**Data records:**
##########
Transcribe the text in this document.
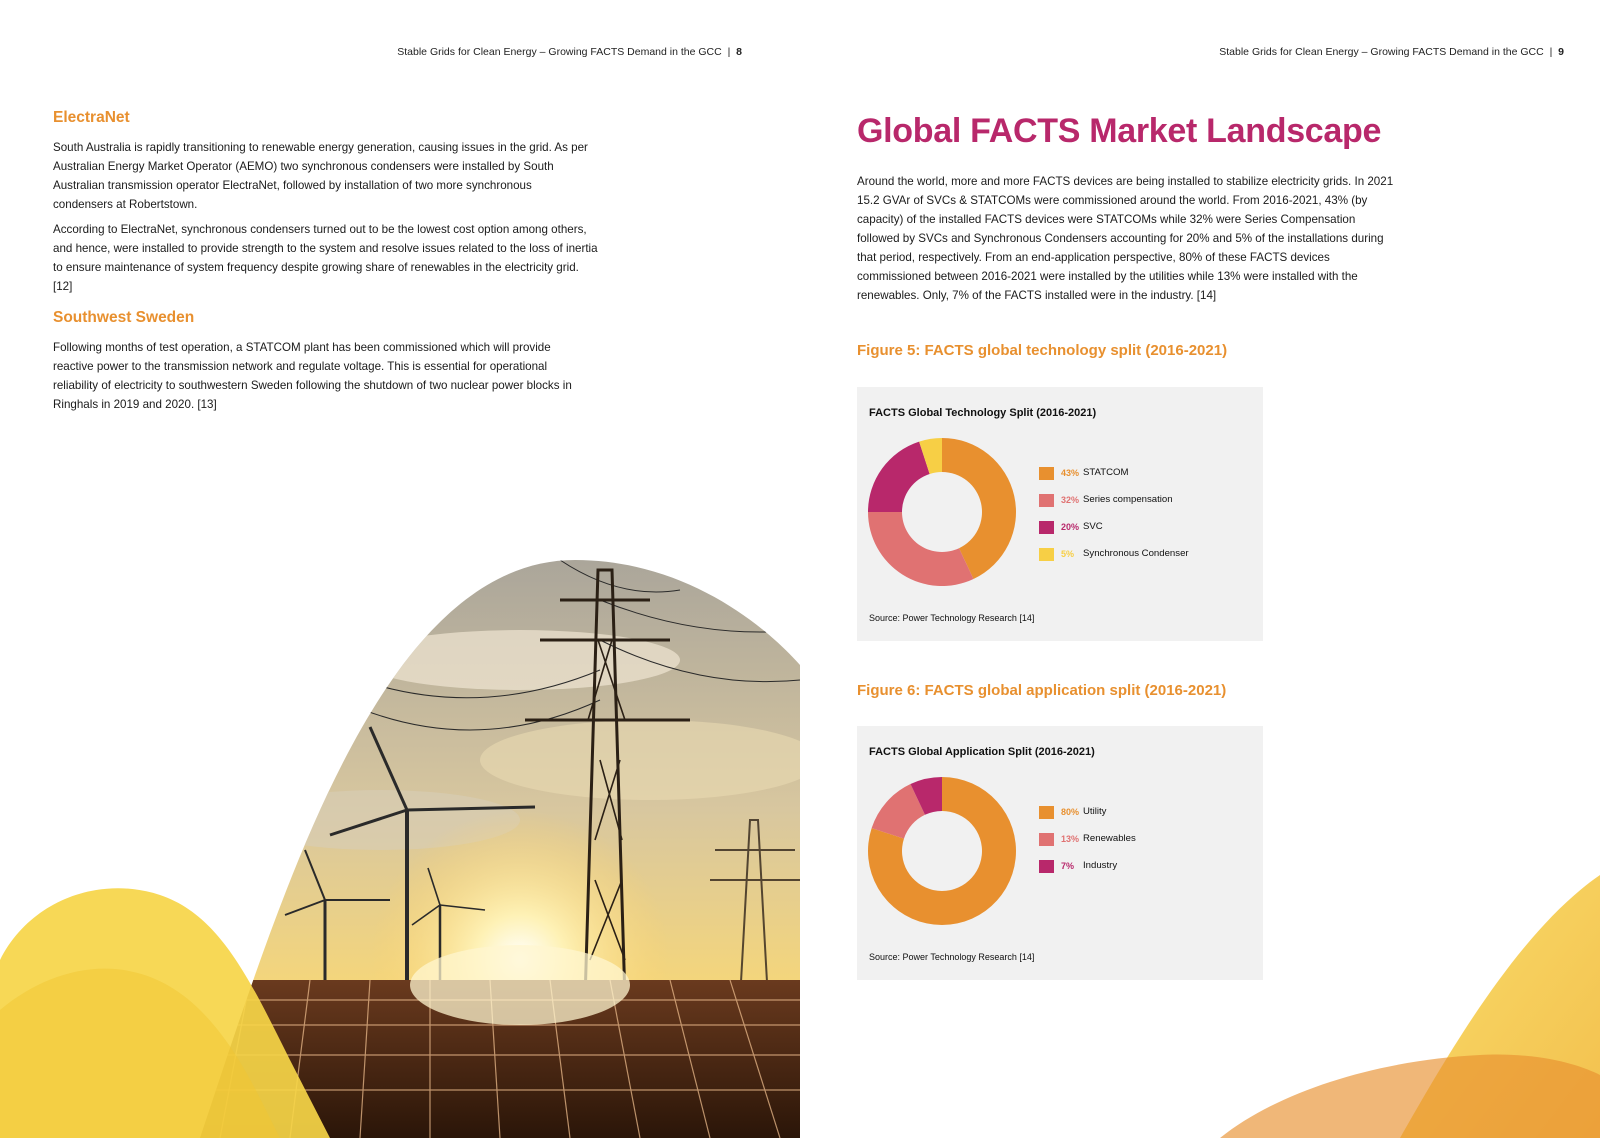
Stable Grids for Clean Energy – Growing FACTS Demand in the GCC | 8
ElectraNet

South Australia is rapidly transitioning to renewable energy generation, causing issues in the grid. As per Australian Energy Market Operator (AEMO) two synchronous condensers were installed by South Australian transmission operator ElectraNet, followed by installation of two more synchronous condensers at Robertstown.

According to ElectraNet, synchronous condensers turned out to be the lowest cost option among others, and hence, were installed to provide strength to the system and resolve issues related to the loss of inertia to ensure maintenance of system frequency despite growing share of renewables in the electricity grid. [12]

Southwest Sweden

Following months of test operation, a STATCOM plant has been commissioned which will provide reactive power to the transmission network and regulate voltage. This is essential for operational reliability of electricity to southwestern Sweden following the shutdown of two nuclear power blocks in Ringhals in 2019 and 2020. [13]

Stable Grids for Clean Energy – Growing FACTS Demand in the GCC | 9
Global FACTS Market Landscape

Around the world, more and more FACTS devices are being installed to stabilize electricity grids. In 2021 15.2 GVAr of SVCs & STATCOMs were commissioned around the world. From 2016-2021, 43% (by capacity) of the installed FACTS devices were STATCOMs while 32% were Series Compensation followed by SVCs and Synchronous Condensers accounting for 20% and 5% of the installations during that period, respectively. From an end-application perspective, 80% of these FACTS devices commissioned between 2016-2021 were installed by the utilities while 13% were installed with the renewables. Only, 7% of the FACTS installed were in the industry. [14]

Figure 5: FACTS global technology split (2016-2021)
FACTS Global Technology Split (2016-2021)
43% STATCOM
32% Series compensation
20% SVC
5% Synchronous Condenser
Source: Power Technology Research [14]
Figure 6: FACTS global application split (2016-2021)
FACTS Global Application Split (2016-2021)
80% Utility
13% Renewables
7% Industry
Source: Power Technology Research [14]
##########
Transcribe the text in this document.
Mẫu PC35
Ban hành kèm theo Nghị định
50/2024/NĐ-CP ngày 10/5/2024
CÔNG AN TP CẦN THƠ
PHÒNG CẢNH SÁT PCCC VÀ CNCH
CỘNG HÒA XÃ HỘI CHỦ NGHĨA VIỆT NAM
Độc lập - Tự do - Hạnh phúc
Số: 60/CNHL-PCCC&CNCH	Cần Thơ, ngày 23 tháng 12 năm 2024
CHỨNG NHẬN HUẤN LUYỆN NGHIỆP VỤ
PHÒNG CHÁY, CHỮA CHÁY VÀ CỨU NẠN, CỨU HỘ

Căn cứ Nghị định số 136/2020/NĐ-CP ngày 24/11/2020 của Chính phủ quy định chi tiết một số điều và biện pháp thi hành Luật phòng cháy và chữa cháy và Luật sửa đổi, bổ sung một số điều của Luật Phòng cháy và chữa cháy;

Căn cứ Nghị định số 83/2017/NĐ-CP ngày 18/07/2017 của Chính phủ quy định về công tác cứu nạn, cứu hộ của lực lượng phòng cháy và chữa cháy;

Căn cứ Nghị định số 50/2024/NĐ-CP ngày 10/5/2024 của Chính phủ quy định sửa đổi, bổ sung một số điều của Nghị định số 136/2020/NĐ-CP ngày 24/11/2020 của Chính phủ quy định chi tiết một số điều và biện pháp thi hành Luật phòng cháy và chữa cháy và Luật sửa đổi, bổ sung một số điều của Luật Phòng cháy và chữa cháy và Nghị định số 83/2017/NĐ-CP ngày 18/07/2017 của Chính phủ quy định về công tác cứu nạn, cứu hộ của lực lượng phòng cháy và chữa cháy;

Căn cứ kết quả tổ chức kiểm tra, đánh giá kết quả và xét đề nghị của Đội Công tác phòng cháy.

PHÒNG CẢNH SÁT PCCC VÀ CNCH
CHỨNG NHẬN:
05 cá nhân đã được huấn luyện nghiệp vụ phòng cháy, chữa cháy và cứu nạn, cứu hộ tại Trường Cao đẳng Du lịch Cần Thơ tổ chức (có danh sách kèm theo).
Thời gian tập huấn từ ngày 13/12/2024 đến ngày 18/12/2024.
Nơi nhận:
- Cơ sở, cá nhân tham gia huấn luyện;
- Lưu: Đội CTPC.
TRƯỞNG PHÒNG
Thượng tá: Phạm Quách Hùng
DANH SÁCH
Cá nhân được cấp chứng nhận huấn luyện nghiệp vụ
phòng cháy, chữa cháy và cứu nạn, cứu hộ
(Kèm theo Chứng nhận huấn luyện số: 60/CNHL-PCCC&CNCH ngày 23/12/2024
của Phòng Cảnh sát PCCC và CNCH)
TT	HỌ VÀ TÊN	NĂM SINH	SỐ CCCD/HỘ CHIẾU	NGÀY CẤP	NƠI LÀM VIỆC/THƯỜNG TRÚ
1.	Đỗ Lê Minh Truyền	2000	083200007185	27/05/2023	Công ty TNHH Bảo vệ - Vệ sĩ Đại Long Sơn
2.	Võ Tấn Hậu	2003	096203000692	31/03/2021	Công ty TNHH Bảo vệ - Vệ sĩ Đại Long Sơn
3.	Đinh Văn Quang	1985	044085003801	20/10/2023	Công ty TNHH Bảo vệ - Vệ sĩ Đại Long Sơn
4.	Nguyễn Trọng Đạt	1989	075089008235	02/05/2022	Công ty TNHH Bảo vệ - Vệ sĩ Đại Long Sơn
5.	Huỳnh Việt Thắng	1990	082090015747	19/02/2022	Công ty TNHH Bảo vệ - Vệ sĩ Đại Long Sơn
##########
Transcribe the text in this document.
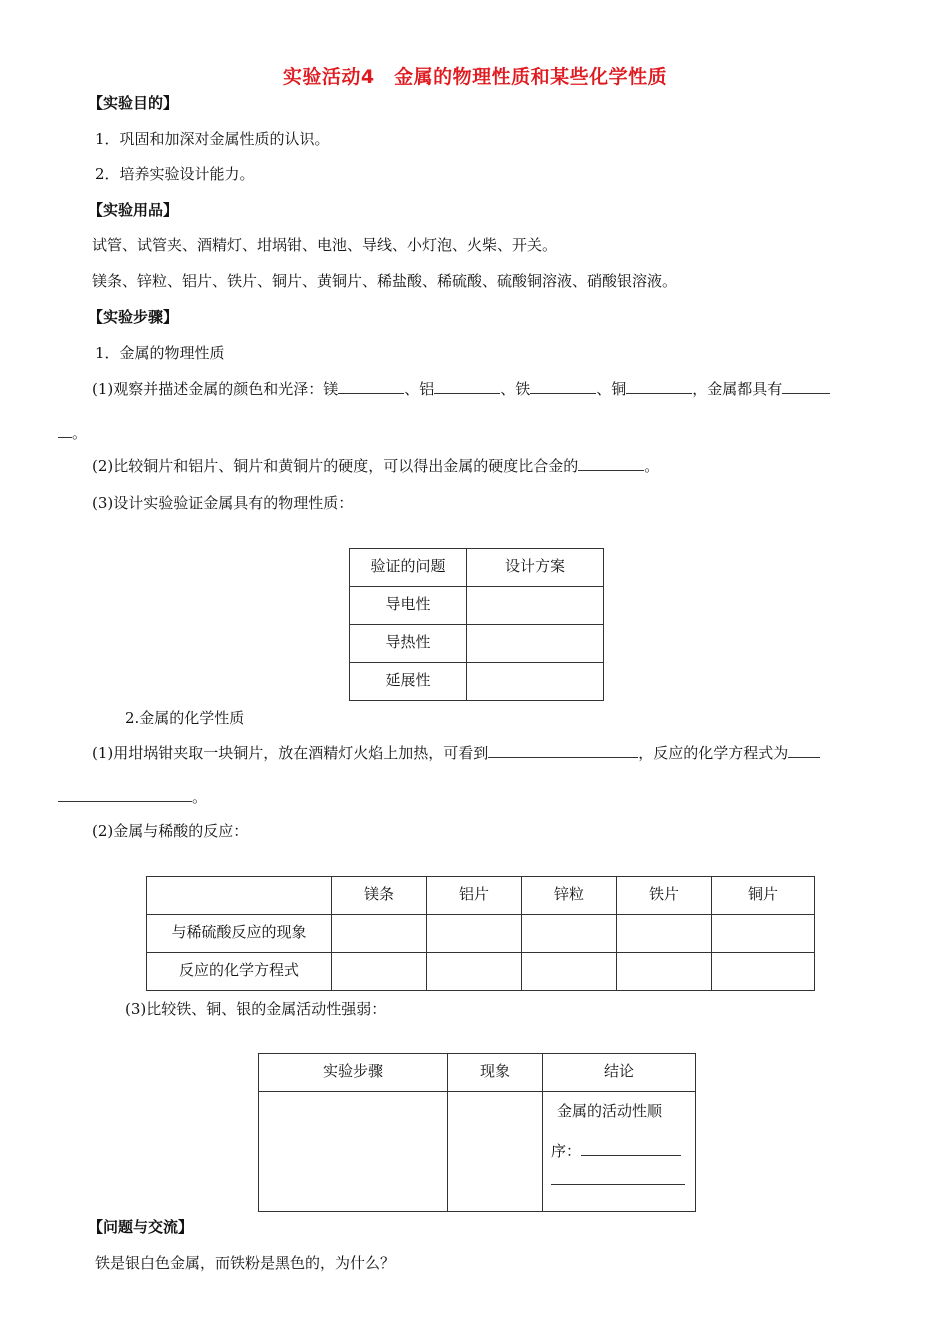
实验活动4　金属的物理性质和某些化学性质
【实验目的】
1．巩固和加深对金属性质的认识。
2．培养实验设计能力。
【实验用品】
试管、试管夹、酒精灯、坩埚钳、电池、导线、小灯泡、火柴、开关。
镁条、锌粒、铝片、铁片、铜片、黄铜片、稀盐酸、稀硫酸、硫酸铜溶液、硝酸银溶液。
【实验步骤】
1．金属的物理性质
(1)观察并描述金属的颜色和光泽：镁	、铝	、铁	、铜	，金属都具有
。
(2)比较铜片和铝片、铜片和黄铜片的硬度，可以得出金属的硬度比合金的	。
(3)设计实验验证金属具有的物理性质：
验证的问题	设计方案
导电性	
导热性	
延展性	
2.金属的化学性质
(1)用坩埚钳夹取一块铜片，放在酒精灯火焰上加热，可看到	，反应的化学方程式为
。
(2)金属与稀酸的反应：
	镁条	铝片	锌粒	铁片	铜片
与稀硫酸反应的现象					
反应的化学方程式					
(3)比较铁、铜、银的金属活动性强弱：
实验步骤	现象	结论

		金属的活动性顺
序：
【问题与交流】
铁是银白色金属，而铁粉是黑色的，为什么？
##########
**EXERCISE:**
Count every line in the listing above that holds "lượng", then report only the count.

**REPLY TO THE TASK:**
2